• _Short problem_
Print all entries precisely as they are written.

— START Input data —

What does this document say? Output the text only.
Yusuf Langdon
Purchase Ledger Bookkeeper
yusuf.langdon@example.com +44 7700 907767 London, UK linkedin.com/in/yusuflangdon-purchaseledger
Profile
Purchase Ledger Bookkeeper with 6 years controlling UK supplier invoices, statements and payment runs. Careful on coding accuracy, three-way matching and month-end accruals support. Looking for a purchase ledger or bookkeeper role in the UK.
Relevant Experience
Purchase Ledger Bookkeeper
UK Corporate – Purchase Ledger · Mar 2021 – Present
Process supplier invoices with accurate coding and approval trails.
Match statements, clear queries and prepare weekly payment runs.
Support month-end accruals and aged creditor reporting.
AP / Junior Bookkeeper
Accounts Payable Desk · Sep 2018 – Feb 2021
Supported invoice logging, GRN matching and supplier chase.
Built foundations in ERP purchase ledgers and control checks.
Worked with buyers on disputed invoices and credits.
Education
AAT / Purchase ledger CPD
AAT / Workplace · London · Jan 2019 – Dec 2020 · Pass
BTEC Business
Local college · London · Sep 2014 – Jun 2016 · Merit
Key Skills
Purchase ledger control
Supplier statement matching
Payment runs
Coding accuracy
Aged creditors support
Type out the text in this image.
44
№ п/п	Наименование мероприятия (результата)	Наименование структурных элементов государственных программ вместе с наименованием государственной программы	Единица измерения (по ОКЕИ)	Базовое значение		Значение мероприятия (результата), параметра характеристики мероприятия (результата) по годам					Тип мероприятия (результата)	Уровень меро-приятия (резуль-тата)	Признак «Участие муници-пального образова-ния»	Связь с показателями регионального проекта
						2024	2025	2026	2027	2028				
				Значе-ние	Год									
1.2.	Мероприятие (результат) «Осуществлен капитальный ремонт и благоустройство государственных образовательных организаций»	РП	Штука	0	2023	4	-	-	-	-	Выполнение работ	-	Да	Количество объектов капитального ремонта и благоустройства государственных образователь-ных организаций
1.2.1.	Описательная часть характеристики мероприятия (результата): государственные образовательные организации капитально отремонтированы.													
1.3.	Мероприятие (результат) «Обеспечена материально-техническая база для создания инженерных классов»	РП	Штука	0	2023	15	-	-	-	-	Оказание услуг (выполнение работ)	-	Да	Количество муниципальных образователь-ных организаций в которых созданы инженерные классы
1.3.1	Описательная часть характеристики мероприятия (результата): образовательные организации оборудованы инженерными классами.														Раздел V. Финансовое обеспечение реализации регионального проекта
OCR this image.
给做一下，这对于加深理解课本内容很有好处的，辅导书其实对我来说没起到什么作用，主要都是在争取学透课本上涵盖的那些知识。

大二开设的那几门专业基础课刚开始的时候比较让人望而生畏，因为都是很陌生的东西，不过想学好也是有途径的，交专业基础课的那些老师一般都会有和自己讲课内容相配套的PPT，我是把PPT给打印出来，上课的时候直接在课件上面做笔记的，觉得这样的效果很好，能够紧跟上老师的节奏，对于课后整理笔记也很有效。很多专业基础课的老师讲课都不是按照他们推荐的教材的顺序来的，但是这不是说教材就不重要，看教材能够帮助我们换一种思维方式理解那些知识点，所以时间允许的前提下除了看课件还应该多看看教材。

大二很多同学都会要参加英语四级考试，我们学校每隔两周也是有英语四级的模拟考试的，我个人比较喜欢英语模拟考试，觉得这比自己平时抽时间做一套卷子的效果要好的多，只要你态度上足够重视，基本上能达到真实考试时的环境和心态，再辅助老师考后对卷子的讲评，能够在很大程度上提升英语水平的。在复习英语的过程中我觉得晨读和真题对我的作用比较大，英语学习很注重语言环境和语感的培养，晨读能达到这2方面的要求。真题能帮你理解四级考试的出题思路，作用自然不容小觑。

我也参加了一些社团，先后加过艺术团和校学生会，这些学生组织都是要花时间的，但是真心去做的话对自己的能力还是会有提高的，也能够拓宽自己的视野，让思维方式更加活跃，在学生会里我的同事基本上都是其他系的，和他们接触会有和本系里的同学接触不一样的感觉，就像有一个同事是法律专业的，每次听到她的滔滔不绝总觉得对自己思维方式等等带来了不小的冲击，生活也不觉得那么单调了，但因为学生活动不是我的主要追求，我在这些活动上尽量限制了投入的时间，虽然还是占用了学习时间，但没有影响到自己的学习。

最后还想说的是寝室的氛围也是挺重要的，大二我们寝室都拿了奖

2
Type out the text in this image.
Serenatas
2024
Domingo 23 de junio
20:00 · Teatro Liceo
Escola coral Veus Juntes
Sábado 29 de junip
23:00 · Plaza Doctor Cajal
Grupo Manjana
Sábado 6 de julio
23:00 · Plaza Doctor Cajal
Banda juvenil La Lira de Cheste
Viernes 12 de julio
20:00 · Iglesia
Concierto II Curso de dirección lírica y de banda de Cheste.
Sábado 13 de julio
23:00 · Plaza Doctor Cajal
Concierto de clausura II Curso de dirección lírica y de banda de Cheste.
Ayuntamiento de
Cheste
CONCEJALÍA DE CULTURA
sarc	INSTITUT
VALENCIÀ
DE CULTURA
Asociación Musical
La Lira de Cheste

— END Input data —

• _Output for this exercise_
What does this document say? Output the text only.
Yusuf Langdon
Purchase Ledger Bookkeeper
yusuf.langdon@example.com +44 7700 907767 London, UK linkedin.com/in/yusuflangdon-purchaseledger
Profile
Purchase Ledger Bookkeeper with 6 years controlling UK supplier invoices, statements and payment runs. Careful on coding accuracy, three-way matching and month-end accruals support. Looking for a purchase ledger or bookkeeper role in the UK.
Relevant Experience
Purchase Ledger Bookkeeper
UK Corporate – Purchase Ledger · Mar 2021 – Present
Process supplier invoices with accurate coding and approval trails.
Match statements, clear queries and prepare weekly payment runs.
Support month-end accruals and aged creditor reporting.
AP / Junior Bookkeeper
Accounts Payable Desk · Sep 2018 – Feb 2021
Supported invoice logging, GRN matching and supplier chase.
Built foundations in ERP purchase ledgers and control checks.
Worked with buyers on disputed invoices and credits.
Education
AAT / Purchase ledger CPD
AAT / Workplace · London · Jan 2019 – Dec 2020 · Pass
BTEC Business
Local college · London · Sep 2014 – Jun 2016 · Merit
Key Skills
Purchase ledger control
Supplier statement matching
Payment runs
Coding accuracy
Aged creditors support
Type out the text in this image.
44
№ п/п	Наименование мероприятия (результата)	Наименование структурных элементов государственных программ вместе с наименованием государственной программы	Единица измерения (по ОКЕИ)	Базовое значение		Значение мероприятия (результата), параметра характеристики мероприятия (результата) по годам					Тип мероприятия (результата)	Уровень меро-приятия (резуль-тата)	Признак «Участие муници-пального образова-ния»	Связь с показателями регионального проекта
						2024	2025	2026	2027	2028				
				Значе-ние	Год									
1.2.	Мероприятие (результат) «Осуществлен капитальный ремонт и благоустройство государственных образовательных организаций»	РП	Штука	0	2023	4	-	-	-	-	Выполнение работ	-	Да	Количество объектов капитального ремонта и благоустройства государственных образователь-ных организаций
1.2.1.	Описательная часть характеристики мероприятия (результата): государственные образовательные организации капитально отремонтированы.													
1.3.	Мероприятие (результат) «Обеспечена материально-техническая база для создания инженерных классов»	РП	Штука	0	2023	15	-	-	-	-	Оказание услуг (выполнение работ)	-	Да	Количество муниципальных образователь-ных организаций в которых созданы инженерные классы
1.3.1	Описательная часть характеристики мероприятия (результата): образовательные организации оборудованы инженерными классами.														Раздел V. Финансовое обеспечение реализации регионального проекта
OCR this image.
给做一下，这对于加深理解课本内容很有好处的，辅导书其实对我来说没起到什么作用，主要都是在争取学透课本上涵盖的那些知识。

大二开设的那几门专业基础课刚开始的时候比较让人望而生畏，因为都是很陌生的东西，不过想学好也是有途径的，交专业基础课的那些老师一般都会有和自己讲课内容相配套的PPT，我是把PPT给打印出来，上课的时候直接在课件上面做笔记的，觉得这样的效果很好，能够紧跟上老师的节奏，对于课后整理笔记也很有效。很多专业基础课的老师讲课都不是按照他们推荐的教材的顺序来的，但是这不是说教材就不重要，看教材能够帮助我们换一种思维方式理解那些知识点，所以时间允许的前提下除了看课件还应该多看看教材。

大二很多同学都会要参加英语四级考试，我们学校每隔两周也是有英语四级的模拟考试的，我个人比较喜欢英语模拟考试，觉得这比自己平时抽时间做一套卷子的效果要好的多，只要你态度上足够重视，基本上能达到真实考试时的环境和心态，再辅助老师考后对卷子的讲评，能够在很大程度上提升英语水平的。在复习英语的过程中我觉得晨读和真题对我的作用比较大，英语学习很注重语言环境和语感的培养，晨读能达到这2方面的要求。真题能帮你理解四级考试的出题思路，作用自然不容小觑。

我也参加了一些社团，先后加过艺术团和校学生会，这些学生组织都是要花时间的，但是真心去做的话对自己的能力还是会有提高的，也能够拓宽自己的视野，让思维方式更加活跃，在学生会里我的同事基本上都是其他系的，和他们接触会有和本系里的同学接触不一样的感觉，就像有一个同事是法律专业的，每次听到她的滔滔不绝总觉得对自己思维方式等等带来了不小的冲击，生活也不觉得那么单调了，但因为学生活动不是我的主要追求，我在这些活动上尽量限制了投入的时间，虽然还是占用了学习时间，但没有影响到自己的学习。

最后还想说的是寝室的氛围也是挺重要的，大二我们寝室都拿了奖

2
Type out the text in this image.
Serenatas
2024
Domingo 23 de junio
20:00 · Teatro Liceo
Escola coral Veus Juntes
Sábado 29 de junip
23:00 · Plaza Doctor Cajal
Grupo Manjana
Sábado 6 de julio
23:00 · Plaza Doctor Cajal
Banda juvenil La Lira de Cheste
Viernes 12 de julio
20:00 · Iglesia
Concierto II Curso de dirección lírica y de banda de Cheste.
Sábado 13 de julio
23:00 · Plaza Doctor Cajal
Concierto de clausura II Curso de dirección lírica y de banda de Cheste.
Ayuntamiento de
Cheste
CONCEJALÍA DE CULTURA
sarc	INSTITUT
VALENCIÀ
DE CULTURA
Asociación Musical
La Lira de Cheste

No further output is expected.